Each record below should be output verbatim, without pictures.
-- begin --
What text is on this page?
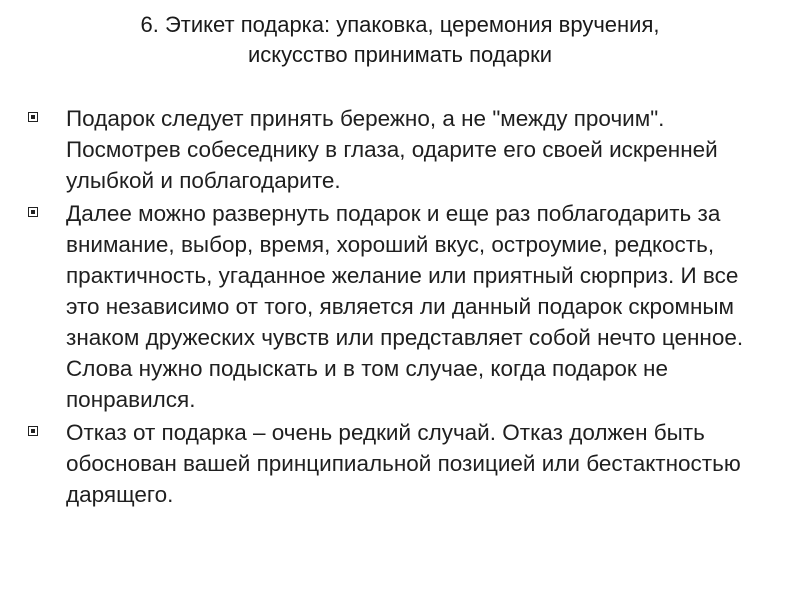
6. Этикет подарка: упаковка, церемония вручения,
искусство принимать подарки
Подарок следует принять бережно, а не "между прочим". Посмотрев собеседнику в глаза, одарите его своей искренней улыбкой и поблагодарите.
Далее можно развернуть подарок и еще раз поблагодарить за внимание, выбор, время, хороший вкус, остроумие, редкость, практичность, угаданное желание или приятный сюрприз. И все это независимо от того, является ли данный подарок скромным знаком дружеских чувств или представляет собой нечто ценное. Слова нужно подыскать и в том случае, когда подарок не понравился.
Отказ от подарка – очень редкий случай. Отказ должен быть обоснован вашей принципиальной позицией или бестактностью дарящего.
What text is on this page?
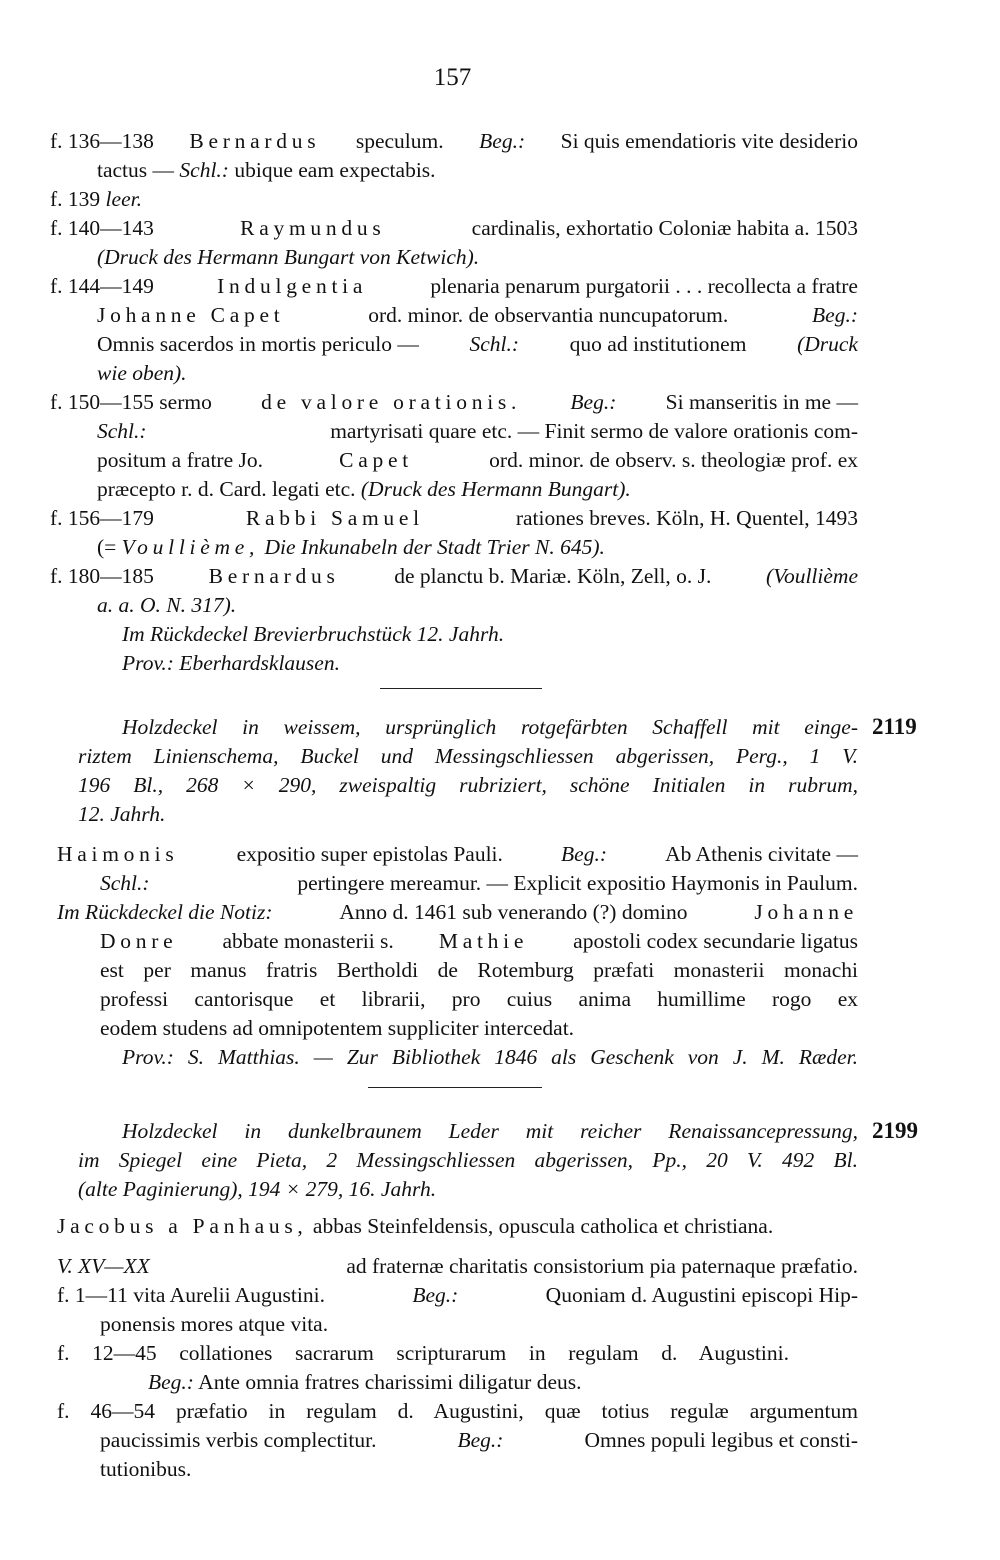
157
f. 136—138 Bernardus speculum. Beg.: Si quis emendatioris vite desiderio
tactus — Schl.: ubique eam expectabis.
f. 139 leer.
f. 140—143	Raymundus	cardinalis, exhortatio Coloniæ habita a. 1503
(Druck des Hermann Bungart von Ketwich).
f. 144—149	Indulgentia	plenaria penarum purgatorii . . . recollecta a fratre
Johanne Capet	ord. minor. de observantia nuncupatorum.	Beg.:
Omnis sacerdos in mortis periculo — Schl.: quo ad institutionem (Druck
wie oben).
f. 150—155 sermo de valore orationis. Beg.: Si manseritis in me —
Schl.:	martyrisati quare etc. — Finit sermo de valore orationis com-
positum a fratre Jo.	Capet	ord. minor. de observ. s. theologiæ prof. ex
præcepto r. d. Card. legati etc. (Druck des Hermann Bungart).
f. 156—179	Rabbi Samuel	rationes breves. Köln, H. Quentel, 1493
(= Voullième, Die Inkunabeln der Stadt Trier N. 645).
f. 180—185	Bernardus	de planctu b. Mariæ. Köln, Zell, o. J.	(Voullième
a. a. O. N. 317).
Im Rückdeckel Brevierbruchstück 12. Jahrh.
Prov.: Eberhardsklausen.
2119
Holzdeckel in weissem, ursprünglich rotgefärbten Schaffell mit einge-
riztem Linienschema, Buckel und Messingschliessen abgerissen, Perg., 1 V.
196 Bl., 268 × 290, zweispaltig rubriziert, schöne Initialen in rubrum,
12. Jahrh.
Haimonis	expositio super epistolas Pauli.	Beg.:	Ab Athenis civitate —
Schl.:	pertingere mereamur. — Explicit expositio Haymonis in Paulum.
Im Rückdeckel die Notiz:	Anno d. 1461 sub venerando (?) domino	Johanne
Donre abbate monasterii s. Mathie apostoli codex secundarie ligatus
est per manus fratris Bertholdi de Rotemburg præfati monasterii monachi
professi cantorisque et librarii, pro cuius anima humillime rogo ex
eodem studens ad omnipotentem suppliciter intercedat.
Prov.: S. Matthias. — Zur Bibliothek 1846 als Geschenk von J. M. Ræder.
2199
Holzdeckel in dunkelbraunem Leder mit reicher Renaissancepressung,
im Spiegel eine Pieta, 2 Messingschliessen abgerissen, Pp., 20 V. 492 Bl.
(alte Paginierung), 194 × 279, 16. Jahrh.
Jacobus a Panhaus, abbas Steinfeldensis, opuscula catholica et christiana.
V. XV—XX	ad fraternæ charitatis consistorium pia paternaque præfatio.
f. 1—11 vita Aurelii Augustini.	Beg.:	Quoniam d. Augustini episcopi Hip-
ponensis mores atque vita.
f. 12—45 collationes sacrarum scripturarum in regulam d. Augustini.
Beg.: Ante omnia fratres charissimi diligatur deus.
f. 46—54 præfatio in regulam d. Augustini, quæ totius regulæ argumentum
paucissimis verbis complectitur.	Beg.:	Omnes populi legibus et consti-
tutionibus.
-- end --
- RESPONSE -
What text is on this page?
6. Этикет подарка: упаковка, церемония вручения,
искусство принимать подарки
Подарок следует принять бережно, а не "между прочим". Посмотрев собеседнику в глаза, одарите его своей искренней улыбкой и поблагодарите.
Далее можно развернуть подарок и еще раз поблагодарить за внимание, выбор, время, хороший вкус, остроумие, редкость, практичность, угаданное желание или приятный сюрприз. И все это независимо от того, является ли данный подарок скромным знаком дружеских чувств или представляет собой нечто ценное. Слова нужно подыскать и в том случае, когда подарок не понравился.
Отказ от подарка – очень редкий случай. Отказ должен быть обоснован вашей принципиальной позицией или бестактностью дарящего.
What text is on this page?
157
f. 136—138 Bernardus speculum. Beg.: Si quis emendatioris vite desiderio
tactus — Schl.: ubique eam expectabis.
f. 139 leer.
f. 140—143	Raymundus	cardinalis, exhortatio Coloniæ habita a. 1503
(Druck des Hermann Bungart von Ketwich).
f. 144—149	Indulgentia	plenaria penarum purgatorii . . . recollecta a fratre
Johanne Capet	ord. minor. de observantia nuncupatorum.	Beg.:
Omnis sacerdos in mortis periculo — Schl.: quo ad institutionem (Druck
wie oben).
f. 150—155 sermo de valore orationis. Beg.: Si manseritis in me —
Schl.:	martyrisati quare etc. — Finit sermo de valore orationis com-
positum a fratre Jo.	Capet	ord. minor. de observ. s. theologiæ prof. ex
præcepto r. d. Card. legati etc. (Druck des Hermann Bungart).
f. 156—179	Rabbi Samuel	rationes breves. Köln, H. Quentel, 1493
(= Voullième, Die Inkunabeln der Stadt Trier N. 645).
f. 180—185	Bernardus	de planctu b. Mariæ. Köln, Zell, o. J.	(Voullième
a. a. O. N. 317).
Im Rückdeckel Brevierbruchstück 12. Jahrh.
Prov.: Eberhardsklausen.
2119
Holzdeckel in weissem, ursprünglich rotgefärbten Schaffell mit einge-
riztem Linienschema, Buckel und Messingschliessen abgerissen, Perg., 1 V.
196 Bl., 268 × 290, zweispaltig rubriziert, schöne Initialen in rubrum,
12. Jahrh.
Haimonis	expositio super epistolas Pauli.	Beg.:	Ab Athenis civitate —
Schl.:	pertingere mereamur. — Explicit expositio Haymonis in Paulum.
Im Rückdeckel die Notiz:	Anno d. 1461 sub venerando (?) domino	Johanne
Donre abbate monasterii s. Mathie apostoli codex secundarie ligatus
est per manus fratris Bertholdi de Rotemburg præfati monasterii monachi
professi cantorisque et librarii, pro cuius anima humillime rogo ex
eodem studens ad omnipotentem suppliciter intercedat.
Prov.: S. Matthias. — Zur Bibliothek 1846 als Geschenk von J. M. Ræder.
2199
Holzdeckel in dunkelbraunem Leder mit reicher Renaissancepressung,
im Spiegel eine Pieta, 2 Messingschliessen abgerissen, Pp., 20 V. 492 Bl.
(alte Paginierung), 194 × 279, 16. Jahrh.
Jacobus a Panhaus, abbas Steinfeldensis, opuscula catholica et christiana.
V. XV—XX	ad fraternæ charitatis consistorium pia paternaque præfatio.
f. 1—11 vita Aurelii Augustini.	Beg.:	Quoniam d. Augustini episcopi Hip-
ponensis mores atque vita.
f. 12—45 collationes sacrarum scripturarum in regulam d. Augustini.
Beg.: Ante omnia fratres charissimi diligatur deus.
f. 46—54 præfatio in regulam d. Augustini, quæ totius regulæ argumentum
paucissimis verbis complectitur.	Beg.:	Omnes populi legibus et consti-
tutionibus.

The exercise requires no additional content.